Each line in the entries below that holds the string "through" is to be listed.

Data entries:
════════

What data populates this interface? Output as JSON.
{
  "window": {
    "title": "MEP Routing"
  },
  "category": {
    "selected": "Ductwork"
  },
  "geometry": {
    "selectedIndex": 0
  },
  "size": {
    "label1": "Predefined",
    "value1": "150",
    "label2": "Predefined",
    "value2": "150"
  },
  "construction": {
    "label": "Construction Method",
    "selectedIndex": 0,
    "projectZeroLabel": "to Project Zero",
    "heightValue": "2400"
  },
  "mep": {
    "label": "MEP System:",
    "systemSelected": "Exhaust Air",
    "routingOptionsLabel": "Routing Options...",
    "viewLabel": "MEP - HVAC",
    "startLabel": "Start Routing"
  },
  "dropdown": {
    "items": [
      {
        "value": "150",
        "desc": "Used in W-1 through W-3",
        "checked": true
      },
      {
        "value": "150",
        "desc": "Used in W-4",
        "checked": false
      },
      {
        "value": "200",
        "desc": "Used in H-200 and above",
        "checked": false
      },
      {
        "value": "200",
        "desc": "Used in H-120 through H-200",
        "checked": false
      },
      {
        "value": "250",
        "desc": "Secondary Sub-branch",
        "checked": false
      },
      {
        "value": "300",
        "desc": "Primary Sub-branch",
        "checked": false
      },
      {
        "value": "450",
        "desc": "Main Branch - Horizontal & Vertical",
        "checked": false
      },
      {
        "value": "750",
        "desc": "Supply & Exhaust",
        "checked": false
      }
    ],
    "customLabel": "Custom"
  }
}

════════

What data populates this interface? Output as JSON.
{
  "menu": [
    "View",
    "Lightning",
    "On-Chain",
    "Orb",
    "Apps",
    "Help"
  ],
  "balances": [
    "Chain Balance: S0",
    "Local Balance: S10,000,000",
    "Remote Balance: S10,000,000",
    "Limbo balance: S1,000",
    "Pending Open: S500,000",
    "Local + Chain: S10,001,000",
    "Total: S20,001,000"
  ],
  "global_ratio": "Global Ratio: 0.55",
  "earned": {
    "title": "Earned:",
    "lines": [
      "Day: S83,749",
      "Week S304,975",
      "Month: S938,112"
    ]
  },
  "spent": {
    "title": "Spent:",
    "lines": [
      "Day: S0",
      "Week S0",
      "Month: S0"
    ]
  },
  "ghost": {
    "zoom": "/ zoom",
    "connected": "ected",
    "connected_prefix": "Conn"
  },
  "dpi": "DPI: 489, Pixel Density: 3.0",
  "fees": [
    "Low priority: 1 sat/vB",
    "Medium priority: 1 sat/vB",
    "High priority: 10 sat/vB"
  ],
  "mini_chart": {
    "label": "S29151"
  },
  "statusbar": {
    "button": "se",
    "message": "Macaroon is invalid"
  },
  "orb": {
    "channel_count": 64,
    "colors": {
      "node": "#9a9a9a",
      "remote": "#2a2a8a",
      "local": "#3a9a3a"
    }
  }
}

════════

ANSWER TO THE EXERCISE:
        "desc": "Used in W-1 through W-3",
        "desc": "Used in H-120 through H-200",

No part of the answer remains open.